Identify and pull out each line of the entries in which "color" occurs.

###

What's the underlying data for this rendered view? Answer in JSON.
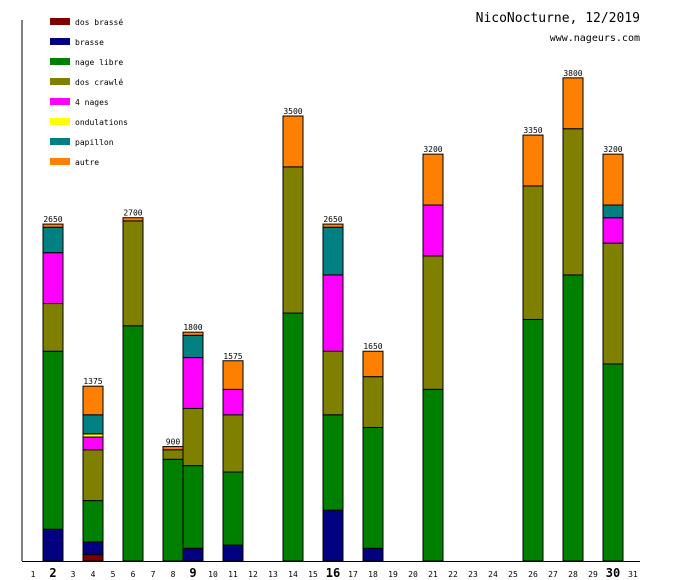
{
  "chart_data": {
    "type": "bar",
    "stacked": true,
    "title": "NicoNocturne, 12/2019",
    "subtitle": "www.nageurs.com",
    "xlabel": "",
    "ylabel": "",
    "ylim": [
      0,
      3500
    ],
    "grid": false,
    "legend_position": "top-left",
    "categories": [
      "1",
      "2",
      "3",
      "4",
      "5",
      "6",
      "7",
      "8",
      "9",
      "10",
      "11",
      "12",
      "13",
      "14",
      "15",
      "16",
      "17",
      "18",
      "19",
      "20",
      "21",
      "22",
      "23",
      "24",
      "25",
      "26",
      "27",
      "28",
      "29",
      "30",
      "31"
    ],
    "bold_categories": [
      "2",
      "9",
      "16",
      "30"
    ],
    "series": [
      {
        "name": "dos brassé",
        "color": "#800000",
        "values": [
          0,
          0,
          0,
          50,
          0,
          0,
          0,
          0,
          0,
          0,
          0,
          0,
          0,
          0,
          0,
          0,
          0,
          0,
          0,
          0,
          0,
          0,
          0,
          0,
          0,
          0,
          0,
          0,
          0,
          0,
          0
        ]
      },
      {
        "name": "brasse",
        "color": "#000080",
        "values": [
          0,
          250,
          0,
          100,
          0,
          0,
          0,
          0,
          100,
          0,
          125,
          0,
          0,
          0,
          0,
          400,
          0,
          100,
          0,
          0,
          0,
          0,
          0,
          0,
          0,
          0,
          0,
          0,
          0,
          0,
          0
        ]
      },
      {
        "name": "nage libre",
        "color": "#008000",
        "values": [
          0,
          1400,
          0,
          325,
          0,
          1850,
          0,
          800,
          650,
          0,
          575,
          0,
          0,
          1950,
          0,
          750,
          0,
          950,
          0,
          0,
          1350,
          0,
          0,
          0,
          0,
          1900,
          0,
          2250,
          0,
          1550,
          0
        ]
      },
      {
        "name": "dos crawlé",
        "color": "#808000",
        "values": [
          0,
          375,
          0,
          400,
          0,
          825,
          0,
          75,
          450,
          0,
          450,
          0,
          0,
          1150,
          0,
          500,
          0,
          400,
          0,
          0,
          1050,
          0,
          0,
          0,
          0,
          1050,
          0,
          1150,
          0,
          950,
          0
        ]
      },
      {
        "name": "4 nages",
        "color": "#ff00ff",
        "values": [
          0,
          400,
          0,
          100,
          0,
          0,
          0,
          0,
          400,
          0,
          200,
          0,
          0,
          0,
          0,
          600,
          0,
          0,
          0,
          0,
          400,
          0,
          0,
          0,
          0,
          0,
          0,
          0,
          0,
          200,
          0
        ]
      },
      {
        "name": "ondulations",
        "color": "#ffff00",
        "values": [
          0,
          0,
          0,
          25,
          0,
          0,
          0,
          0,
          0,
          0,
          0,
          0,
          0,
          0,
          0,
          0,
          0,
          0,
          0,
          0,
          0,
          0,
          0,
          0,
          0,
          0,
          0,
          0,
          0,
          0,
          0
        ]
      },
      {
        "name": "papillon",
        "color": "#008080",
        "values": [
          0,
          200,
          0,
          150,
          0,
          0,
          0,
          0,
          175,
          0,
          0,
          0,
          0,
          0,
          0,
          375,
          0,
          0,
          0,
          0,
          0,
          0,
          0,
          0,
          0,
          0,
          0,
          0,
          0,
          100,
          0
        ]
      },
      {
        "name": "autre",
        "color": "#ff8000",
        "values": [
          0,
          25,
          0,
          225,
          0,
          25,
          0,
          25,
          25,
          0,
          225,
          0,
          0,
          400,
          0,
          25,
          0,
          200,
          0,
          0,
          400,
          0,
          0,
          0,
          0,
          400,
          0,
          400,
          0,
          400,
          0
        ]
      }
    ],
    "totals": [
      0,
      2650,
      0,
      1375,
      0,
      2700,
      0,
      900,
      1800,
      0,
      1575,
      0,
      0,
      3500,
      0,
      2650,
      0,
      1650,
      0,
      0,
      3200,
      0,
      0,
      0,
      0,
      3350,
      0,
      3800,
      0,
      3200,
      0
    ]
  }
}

###

RESPONSE »
        "color": "#800000",
        "color": "#000080",
        "color": "#008000",
        "color": "#808000",
        "color": "#ff00ff",
        "color": "#ffff00",
        "color": "#008080",
        "color": "#ff8000",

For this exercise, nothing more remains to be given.